(Figure record listings)

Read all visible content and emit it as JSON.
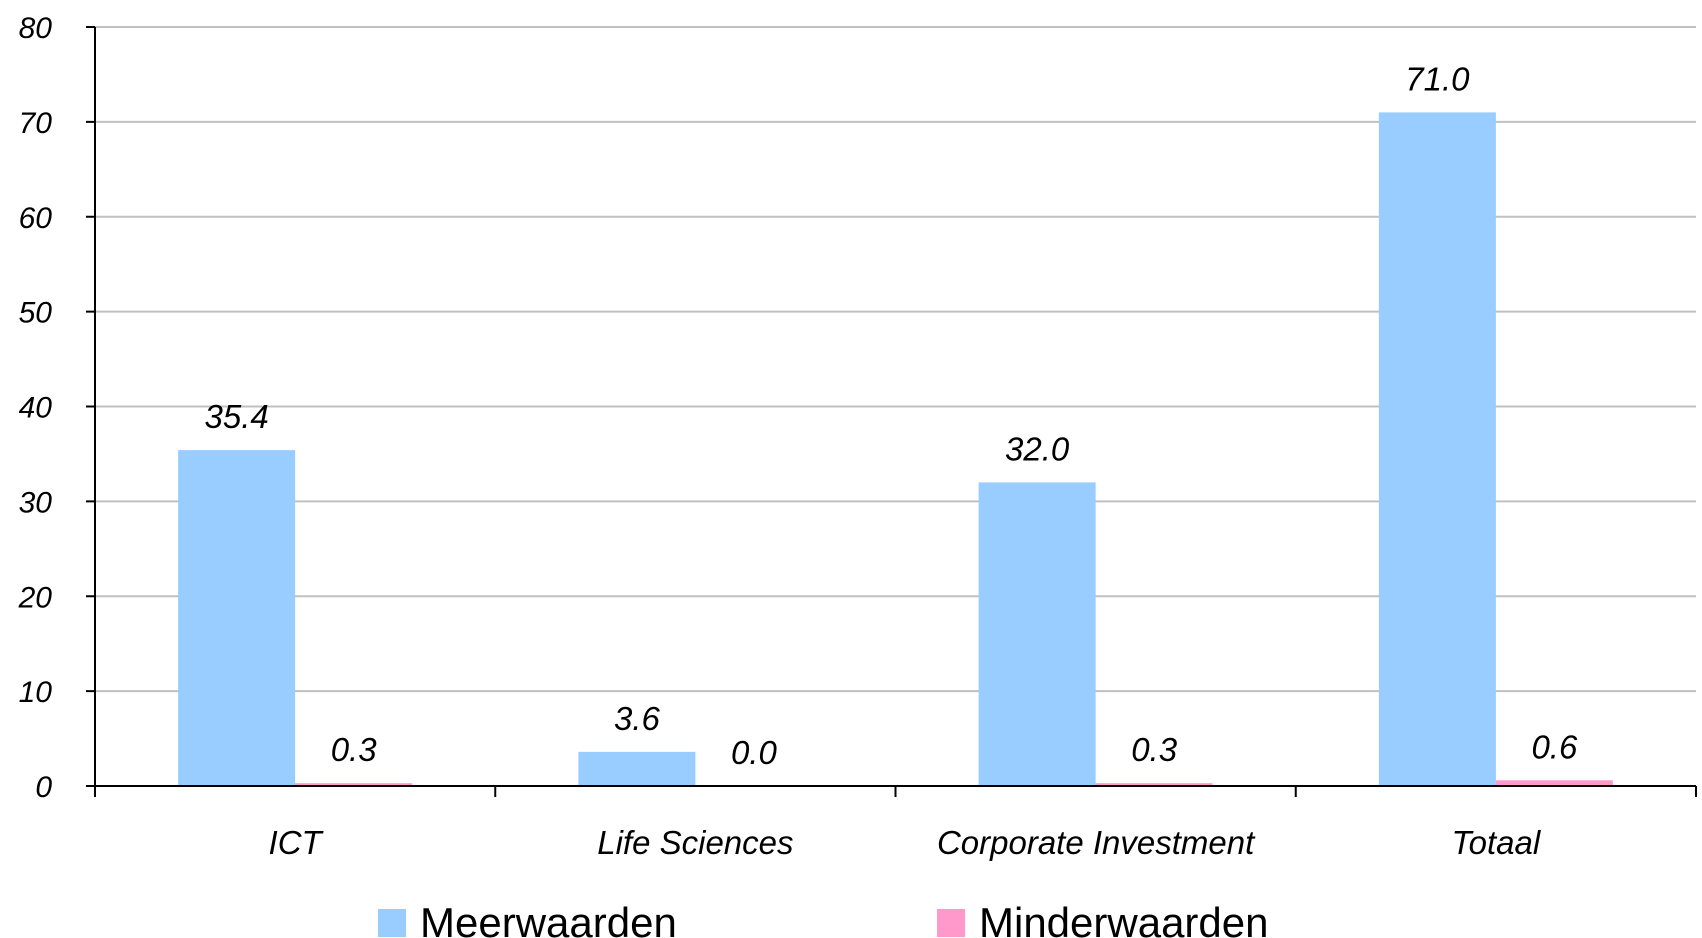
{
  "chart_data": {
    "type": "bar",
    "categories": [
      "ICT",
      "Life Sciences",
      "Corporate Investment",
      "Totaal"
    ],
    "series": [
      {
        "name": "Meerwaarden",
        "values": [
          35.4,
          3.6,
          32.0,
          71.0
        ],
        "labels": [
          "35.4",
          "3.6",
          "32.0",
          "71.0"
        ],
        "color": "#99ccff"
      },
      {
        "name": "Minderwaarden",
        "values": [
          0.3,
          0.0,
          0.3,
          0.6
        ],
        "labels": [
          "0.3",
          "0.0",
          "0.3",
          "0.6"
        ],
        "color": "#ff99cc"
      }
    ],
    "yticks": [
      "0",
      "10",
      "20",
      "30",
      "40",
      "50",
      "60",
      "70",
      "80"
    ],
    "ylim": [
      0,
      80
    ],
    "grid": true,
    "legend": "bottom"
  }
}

WORK TO DO ::
Repeat the material above word for word and skip every image in it.

FULL OUTPUT ::
Read all visible content and emit it as JSON.
{
  "chart_data": {
    "type": "bar",
    "categories": [
      "ICT",
      "Life Sciences",
      "Corporate Investment",
      "Totaal"
    ],
    "series": [
      {
        "name": "Meerwaarden",
        "values": [
          35.4,
          3.6,
          32.0,
          71.0
        ],
        "labels": [
          "35.4",
          "3.6",
          "32.0",
          "71.0"
        ],
        "color": "#99ccff"
      },
      {
        "name": "Minderwaarden",
        "values": [
          0.3,
          0.0,
          0.3,
          0.6
        ],
        "labels": [
          "0.3",
          "0.0",
          "0.3",
          "0.6"
        ],
        "color": "#ff99cc"
      }
    ],
    "yticks": [
      "0",
      "10",
      "20",
      "30",
      "40",
      "50",
      "60",
      "70",
      "80"
    ],
    "ylim": [
      0,
      80
    ],
    "grid": true,
    "legend": "bottom"
  }
}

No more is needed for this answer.